#### Short task:
From the data that follows, report how many lines hold the string "MINORS", giving only the number.

#### Records:
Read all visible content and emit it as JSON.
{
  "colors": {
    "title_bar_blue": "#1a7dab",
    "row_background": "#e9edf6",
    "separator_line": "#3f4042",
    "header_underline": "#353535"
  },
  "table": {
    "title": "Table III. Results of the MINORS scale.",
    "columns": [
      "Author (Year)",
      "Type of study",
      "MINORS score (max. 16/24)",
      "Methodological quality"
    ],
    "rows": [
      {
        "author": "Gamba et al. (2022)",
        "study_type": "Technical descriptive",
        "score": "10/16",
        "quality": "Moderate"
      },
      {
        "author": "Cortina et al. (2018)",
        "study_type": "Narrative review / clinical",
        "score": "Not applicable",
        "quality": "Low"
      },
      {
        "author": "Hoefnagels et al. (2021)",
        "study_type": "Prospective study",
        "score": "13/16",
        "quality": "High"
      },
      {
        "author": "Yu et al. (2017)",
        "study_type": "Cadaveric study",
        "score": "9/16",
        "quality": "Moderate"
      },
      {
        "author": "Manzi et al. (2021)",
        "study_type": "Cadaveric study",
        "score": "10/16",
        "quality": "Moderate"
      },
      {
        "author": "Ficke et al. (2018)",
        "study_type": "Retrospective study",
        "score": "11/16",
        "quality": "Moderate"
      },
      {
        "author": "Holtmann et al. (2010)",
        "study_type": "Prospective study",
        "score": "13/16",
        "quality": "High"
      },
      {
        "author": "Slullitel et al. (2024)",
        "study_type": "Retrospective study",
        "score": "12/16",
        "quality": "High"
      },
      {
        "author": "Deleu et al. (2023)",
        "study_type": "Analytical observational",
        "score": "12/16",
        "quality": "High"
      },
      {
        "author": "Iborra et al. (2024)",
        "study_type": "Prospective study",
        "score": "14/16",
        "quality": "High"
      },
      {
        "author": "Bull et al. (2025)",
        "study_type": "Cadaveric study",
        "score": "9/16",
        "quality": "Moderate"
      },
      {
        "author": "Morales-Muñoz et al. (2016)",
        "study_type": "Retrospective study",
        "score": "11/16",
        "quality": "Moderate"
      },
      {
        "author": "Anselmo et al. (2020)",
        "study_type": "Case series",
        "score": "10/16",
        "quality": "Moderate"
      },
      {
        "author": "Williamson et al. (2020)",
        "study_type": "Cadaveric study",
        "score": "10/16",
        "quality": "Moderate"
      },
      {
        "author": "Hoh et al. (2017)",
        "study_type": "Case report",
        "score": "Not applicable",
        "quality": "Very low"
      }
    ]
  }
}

#### Reply:
2